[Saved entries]
————

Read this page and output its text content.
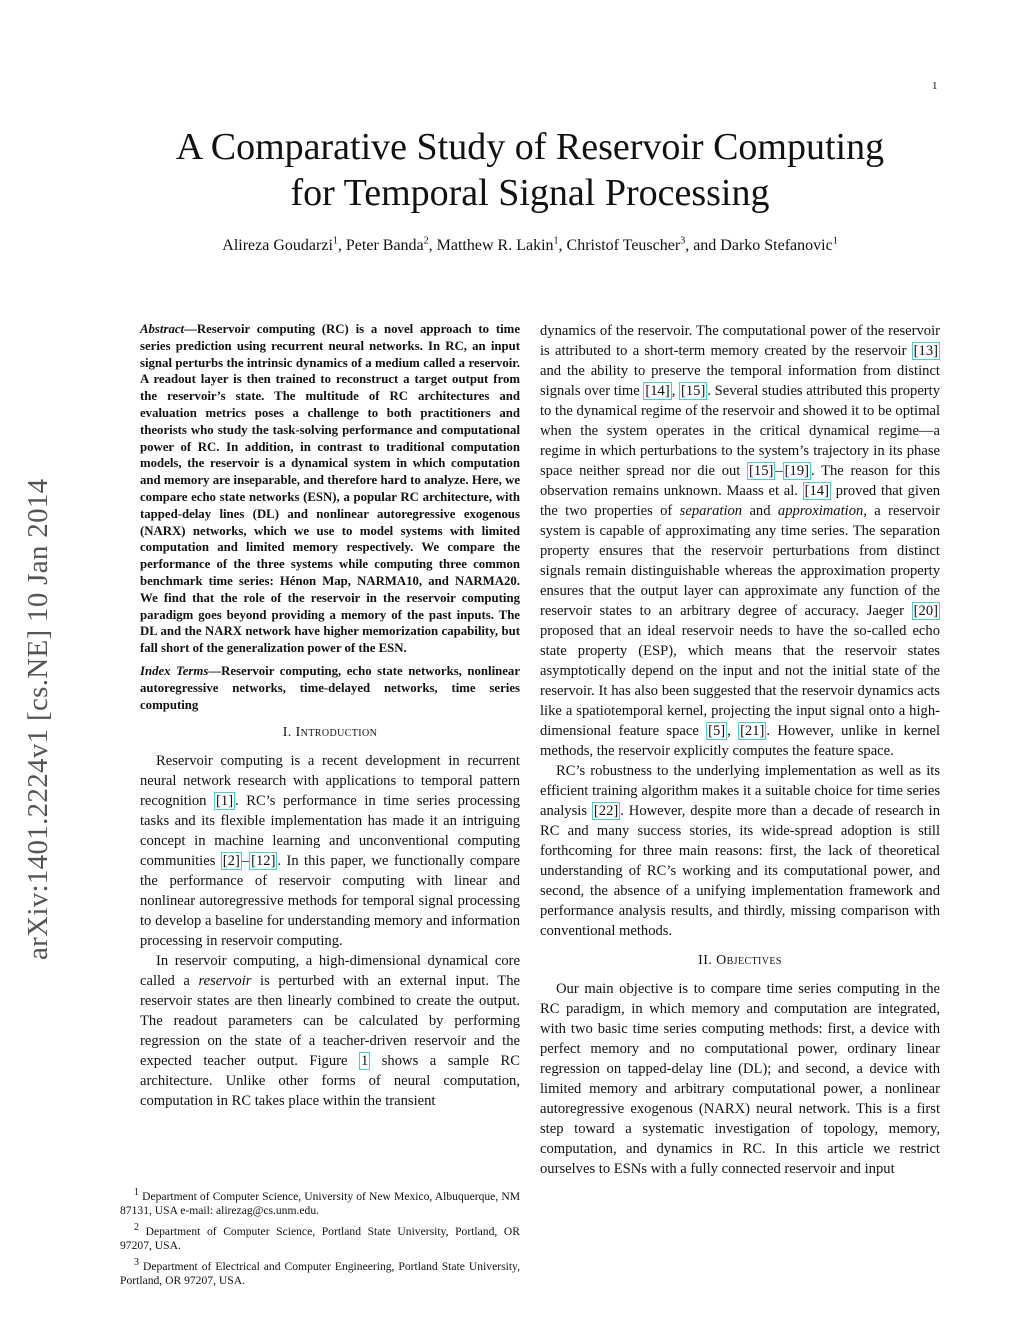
1
arXiv:1401.2224v1 [cs.NE] 10 Jan 2014
A Comparative Study of Reservoir Computing
for Temporal Signal Processing
Alireza Goudarzi$^1$, Peter Banda$^2$, Matthew R. Lakin$^1$, Christof Teuscher$^3$, and Darko Stefanovic$^1$

Abstract—Reservoir computing (RC) is a novel approach to time series prediction using recurrent neural networks. In RC, an input signal perturbs the intrinsic dynamics of a medium called a reservoir. A readout layer is then trained to reconstruct a target output from the reservoir’s state. The multitude of RC architectures and evaluation metrics poses a challenge to both practitioners and theorists who study the task-solving performance and computational power of RC. In addition, in contrast to traditional computation models, the reservoir is a dynamical system in which computation and memory are inseparable, and therefore hard to analyze. Here, we compare echo state networks (ESN), a popular RC architecture, with tapped-delay lines (DL) and nonlinear autoregressive exogenous (NARX) networks, which we use to model systems with limited computation and limited memory respectively. We compare the performance of the three systems while computing three common benchmark time series: Hénon Map, NARMA10, and NARMA20. We find that the role of the reservoir in the reservoir computing paradigm goes beyond providing a memory of the past inputs. The DL and the NARX network have higher memorization capability, but fall short of the generalization power of the ESN.

Index Terms—Reservoir computing, echo state networks, nonlinear autoregressive networks, time-delayed networks, time series computing

I. Introduction

Reservoir computing is a recent development in recurrent neural network research with applications to temporal pattern recognition [1] . RC’s performance in time series processing tasks and its flexible implementation has made it an intriguing concept in machine learning and unconventional computing communities [2] – [12] . In this paper, we functionally compare the performance of reservoir computing with linear and nonlinear autoregressive methods for temporal signal processing to develop a baseline for understanding memory and information processing in reservoir computing.

In reservoir computing, a high-dimensional dynamical core called a reservoir is perturbed with an external input. The reservoir states are then linearly combined to create the output. The readout parameters can be calculated by performing regression on the state of a teacher-driven reservoir and the expected teacher output. Figure 1 shows a sample RC architecture. Unlike other forms of neural computation, computation in RC takes place within the transient

dynamics of the reservoir. The computational power of the reservoir is attributed to a short-term memory created by the reservoir [13] and the ability to preserve the temporal information from distinct signals over time [14] , [15] . Several studies attributed this property to the dynamical regime of the reservoir and showed it to be optimal when the system operates in the critical dynamical regime—a regime in which perturbations to the system’s trajectory in its phase space neither spread nor die out [15] – [19] . The reason for this observation remains unknown. Maass et al. [14] proved that given the two properties of separation and approximation, a reservoir system is capable of approximating any time series. The separation property ensures that the reservoir perturbations from distinct signals remain distinguishable whereas the approximation property ensures that the output layer can approximate any function of the reservoir states to an arbitrary degree of accuracy. Jaeger [20] proposed that an ideal reservoir needs to have the so-called echo state property (ESP), which means that the reservoir states asymptotically depend on the input and not the initial state of the reservoir. It has also been suggested that the reservoir dynamics acts like a spatiotemporal kernel, projecting the input signal onto a high-dimensional feature space [5] , [21] . However, unlike in kernel methods, the reservoir explicitly computes the feature space.

RC’s robustness to the underlying implementation as well as its efficient training algorithm makes it a suitable choice for time series analysis [22] . However, despite more than a decade of research in RC and many success stories, its wide-spread adoption is still forthcoming for three main reasons: first, the lack of theoretical understanding of RC’s working and its computational power, and second, the absence of a unifying implementation framework and performance analysis results, and thirdly, missing comparison with conventional methods.

II. Objectives

Our main objective is to compare time series computing in the RC paradigm, in which memory and computation are integrated, with two basic time series computing methods: first, a device with perfect memory and no computational power, ordinary linear regression on tapped-delay line (DL); and second, a device with limited memory and arbitrary computational power, a nonlinear autoregressive exogenous (NARX) neural network. This is a first step toward a systematic investigation of topology, memory, computation, and dynamics in RC. In this article we restrict ourselves to ESNs with a fully connected reservoir and input

$^1$ Department of Computer Science, University of New Mexico, Albuquerque, NM 87131, USA e-mail: alirezag@cs.unm.edu.

$^2$ Department of Computer Science, Portland State University, Portland, OR 97207, USA.

$^3$ Department of Electrical and Computer Engineering, Portland State University, Portland, OR 97207, USA.
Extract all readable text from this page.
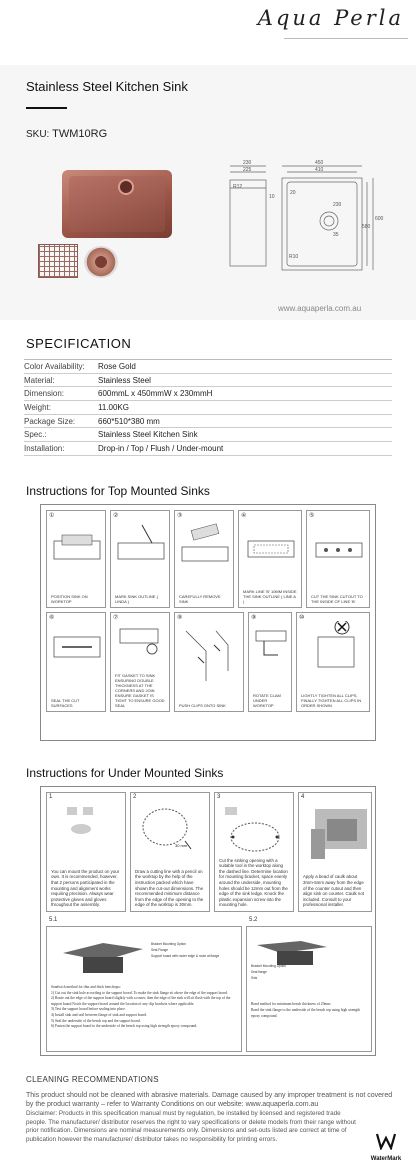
Aqua Perla
Stainless Steel Kitchen Sink
SKU: TWM10RG
230
225
450
410
600
580
10
20
R12
R10
230
35
www.aquaperla.com.au
SPECIFICATION
Color Availability:	Rose Gold
Material:	Stainless Steel
Dimension:	600mmL x 450mmW x 230mmH
Weight:	11.00KG
Package Size:	660*510*380 mm
Spec.:	Stainless Steel Kitchen Sink
Installation:	Drop-in / Top / Flush / Under-mount
Instructions for Top Mounted Sinks
①
POSITION SINK ON WORKTOP
②
MARK SINK OUTLINE ( LINDA )
③
CAREFULLY REMOVE SINK
④
MARK LINE 'B' 10MM INSIDE THE SINK OUTLINE ( LINE A )
⑤
CUT THE SINK CUTOUT TO THE INSIDE OF LINE 'B'
⑥
SEAL THE CUT SURFACES
⑦
FIT GASKET TO SINK ENSURING DOUBLE THICKNESS AT THE CORNERS AND JOIN ENSURE GASKET IS TIGHT TO ENSURE GOOD SEAL
⑧
PUSH CLIPS ONTO SINK
⑨
ROTATE CLAM UNDER WORKTOP
⑩
LIGHTLY TIGHTEN ALL CLIPS, FINALLY TIGHTEN ALL CLIPS IN ORDER SHOWN
Instructions for Under Mounted Sinks
1
You can mount the product on your own. It is recommended, however, that 2 persons participated in the mounting and alignment works requiring precision. Always wear protective gloves and gloves throughout the assembly.
2
30 mm
Draw a cutting line with a pencil on the worktop by the help of the instruction packed which have shown the cut-out dimensions. The recommended minimum distance from the edge of the opening to the edge of the worktop is 30mm.
3
Cut the sinking opening with a suitable tool in the worktop along the dashed line. Determine location for mounting bracket, space evenly around the underside, mounting holes should be 12mm out from the edge of the sink ledge. Knock the plastic expansion screw into the mounting hole.
4
Apply a bead of caulk about 3mm-5mm away from the edge of the counter cutout and then align sink on counter. Caulk not included. Consult to your professional installer.
5.1
Bracket Mounting Option
Seal Flange
Support board with router edge & route at flange
Sandwich method for thin and thick benchtops:
1) Cut out the sink hole according to the support board. To make the sink flange sit above the edge of the support board.
2) Route out the edge of the support board slightly with a router, then the edge of the sink will sit flush with the top of the support board.Notch the support board around the location of any clip brackets where applicable.
3) Test the support board before sealing into place.
4) Install sink and seal between flange of sink and support board.
5) Seal the underside of the bench top and the support board.
6) Fasten the support board to the underside of the bench top using high strength epoxy compound.
5.2
Bracket Mounting Option
Seal flange
Sink
Bond method for minimum bench thickness of 25mm:
Bond the sink flange to the underside of the bench top using high strength epoxy compound.
CLEANING RECOMMENDATIONS
This product should not be cleaned with abrasive materials. Damage caused by any improper treatment is not covered by the product warranty – refer to Warranty Conditions on our website: www.aquaperla.com.au
Disclaimer: Products in this specification manual must by regulation, be installed by licensed and registered trade people. The manufacturer/ distributor reserves the right to vary specifications or delete models from their range without prior notification. Dimensions are nominal measurements only. Dimensions and set-outs listed are correct at time of publication however the manufacturer/ distributor takes no responsibility for printing errors.
WaterMark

————

Do this:
Output the entries above exactly. Drop the pictures.

Task solution:
Read this page and output its text content.
1
arXiv:1401.2224v1 [cs.NE] 10 Jan 2014
A Comparative Study of Reservoir Computing
for Temporal Signal Processing
Alireza Goudarzi$^1$, Peter Banda$^2$, Matthew R. Lakin$^1$, Christof Teuscher$^3$, and Darko Stefanovic$^1$

Abstract—Reservoir computing (RC) is a novel approach to time series prediction using recurrent neural networks. In RC, an input signal perturbs the intrinsic dynamics of a medium called a reservoir. A readout layer is then trained to reconstruct a target output from the reservoir’s state. The multitude of RC architectures and evaluation metrics poses a challenge to both practitioners and theorists who study the task-solving performance and computational power of RC. In addition, in contrast to traditional computation models, the reservoir is a dynamical system in which computation and memory are inseparable, and therefore hard to analyze. Here, we compare echo state networks (ESN), a popular RC architecture, with tapped-delay lines (DL) and nonlinear autoregressive exogenous (NARX) networks, which we use to model systems with limited computation and limited memory respectively. We compare the performance of the three systems while computing three common benchmark time series: Hénon Map, NARMA10, and NARMA20. We find that the role of the reservoir in the reservoir computing paradigm goes beyond providing a memory of the past inputs. The DL and the NARX network have higher memorization capability, but fall short of the generalization power of the ESN.

Index Terms—Reservoir computing, echo state networks, nonlinear autoregressive networks, time-delayed networks, time series computing

I. Introduction

Reservoir computing is a recent development in recurrent neural network research with applications to temporal pattern recognition [1] . RC’s performance in time series processing tasks and its flexible implementation has made it an intriguing concept in machine learning and unconventional computing communities [2] – [12] . In this paper, we functionally compare the performance of reservoir computing with linear and nonlinear autoregressive methods for temporal signal processing to develop a baseline for understanding memory and information processing in reservoir computing.

In reservoir computing, a high-dimensional dynamical core called a reservoir is perturbed with an external input. The reservoir states are then linearly combined to create the output. The readout parameters can be calculated by performing regression on the state of a teacher-driven reservoir and the expected teacher output. Figure 1 shows a sample RC architecture. Unlike other forms of neural computation, computation in RC takes place within the transient

dynamics of the reservoir. The computational power of the reservoir is attributed to a short-term memory created by the reservoir [13] and the ability to preserve the temporal information from distinct signals over time [14] , [15] . Several studies attributed this property to the dynamical regime of the reservoir and showed it to be optimal when the system operates in the critical dynamical regime—a regime in which perturbations to the system’s trajectory in its phase space neither spread nor die out [15] – [19] . The reason for this observation remains unknown. Maass et al. [14] proved that given the two properties of separation and approximation, a reservoir system is capable of approximating any time series. The separation property ensures that the reservoir perturbations from distinct signals remain distinguishable whereas the approximation property ensures that the output layer can approximate any function of the reservoir states to an arbitrary degree of accuracy. Jaeger [20] proposed that an ideal reservoir needs to have the so-called echo state property (ESP), which means that the reservoir states asymptotically depend on the input and not the initial state of the reservoir. It has also been suggested that the reservoir dynamics acts like a spatiotemporal kernel, projecting the input signal onto a high-dimensional feature space [5] , [21] . However, unlike in kernel methods, the reservoir explicitly computes the feature space.

RC’s robustness to the underlying implementation as well as its efficient training algorithm makes it a suitable choice for time series analysis [22] . However, despite more than a decade of research in RC and many success stories, its wide-spread adoption is still forthcoming for three main reasons: first, the lack of theoretical understanding of RC’s working and its computational power, and second, the absence of a unifying implementation framework and performance analysis results, and thirdly, missing comparison with conventional methods.

II. Objectives

Our main objective is to compare time series computing in the RC paradigm, in which memory and computation are integrated, with two basic time series computing methods: first, a device with perfect memory and no computational power, ordinary linear regression on tapped-delay line (DL); and second, a device with limited memory and arbitrary computational power, a nonlinear autoregressive exogenous (NARX) neural network. This is a first step toward a systematic investigation of topology, memory, computation, and dynamics in RC. In this article we restrict ourselves to ESNs with a fully connected reservoir and input

$^1$ Department of Computer Science, University of New Mexico, Albuquerque, NM 87131, USA e-mail: alirezag@cs.unm.edu.

$^2$ Department of Computer Science, Portland State University, Portland, OR 97207, USA.

$^3$ Department of Electrical and Computer Engineering, Portland State University, Portland, OR 97207, USA.
Extract all readable text from this page.
Aqua Perla
Stainless Steel Kitchen Sink
SKU: TWM10RG
230
225
450
410
600
580
10
20
R12
R10
230
35
www.aquaperla.com.au
SPECIFICATION
Color Availability:	Rose Gold
Material:	Stainless Steel
Dimension:	600mmL x 450mmW x 230mmH
Weight:	11.00KG
Package Size:	660*510*380 mm
Spec.:	Stainless Steel Kitchen Sink
Installation:	Drop-in / Top / Flush / Under-mount
Instructions for Top Mounted Sinks
①
POSITION SINK ON WORKTOP
②
MARK SINK OUTLINE ( LINDA )
③
CAREFULLY REMOVE SINK
④
MARK LINE 'B' 10MM INSIDE THE SINK OUTLINE ( LINE A )
⑤
CUT THE SINK CUTOUT TO THE INSIDE OF LINE 'B'
⑥
SEAL THE CUT SURFACES
⑦
FIT GASKET TO SINK ENSURING DOUBLE THICKNESS AT THE CORNERS AND JOIN ENSURE GASKET IS TIGHT TO ENSURE GOOD SEAL
⑧
PUSH CLIPS ONTO SINK
⑨
ROTATE CLAM UNDER WORKTOP
⑩
LIGHTLY TIGHTEN ALL CLIPS, FINALLY TIGHTEN ALL CLIPS IN ORDER SHOWN
Instructions for Under Mounted Sinks
1
You can mount the product on your own. It is recommended, however, that 2 persons participated in the mounting and alignment works requiring precision. Always wear protective gloves and gloves throughout the assembly.
2
30 mm
Draw a cutting line with a pencil on the worktop by the help of the instruction packed which have shown the cut-out dimensions. The recommended minimum distance from the edge of the opening to the edge of the worktop is 30mm.
3
Cut the sinking opening with a suitable tool in the worktop along the dashed line. Determine location for mounting bracket, space evenly around the underside, mounting holes should be 12mm out from the edge of the sink ledge. Knock the plastic expansion screw into the mounting hole.
4
Apply a bead of caulk about 3mm-5mm away from the edge of the counter cutout and then align sink on counter. Caulk not included. Consult to your professional installer.
5.1
Bracket Mounting Option
Seal Flange
Support board with router edge & route at flange
Sandwich method for thin and thick benchtops:
1) Cut out the sink hole according to the support board. To make the sink flange sit above the edge of the support board.
2) Route out the edge of the support board slightly with a router, then the edge of the sink will sit flush with the top of the support board.Notch the support board around the location of any clip brackets where applicable.
3) Test the support board before sealing into place.
4) Install sink and seal between flange of sink and support board.
5) Seal the underside of the bench top and the support board.
6) Fasten the support board to the underside of the bench top using high strength epoxy compound.
5.2
Bracket Mounting Option
Seal flange
Sink
Bond method for minimum bench thickness of 25mm:
Bond the sink flange to the underside of the bench top using high strength epoxy compound.
CLEANING RECOMMENDATIONS
This product should not be cleaned with abrasive materials. Damage caused by any improper treatment is not covered by the product warranty – refer to Warranty Conditions on our website: www.aquaperla.com.au
Disclaimer: Products in this specification manual must by regulation, be installed by licensed and registered trade people. The manufacturer/ distributor reserves the right to vary specifications or delete models from their range without prior notification. Dimensions are nominal measurements only. Dimensions and set-outs listed are correct at time of publication however the manufacturer/ distributor takes no responsibility for printing errors.
WaterMark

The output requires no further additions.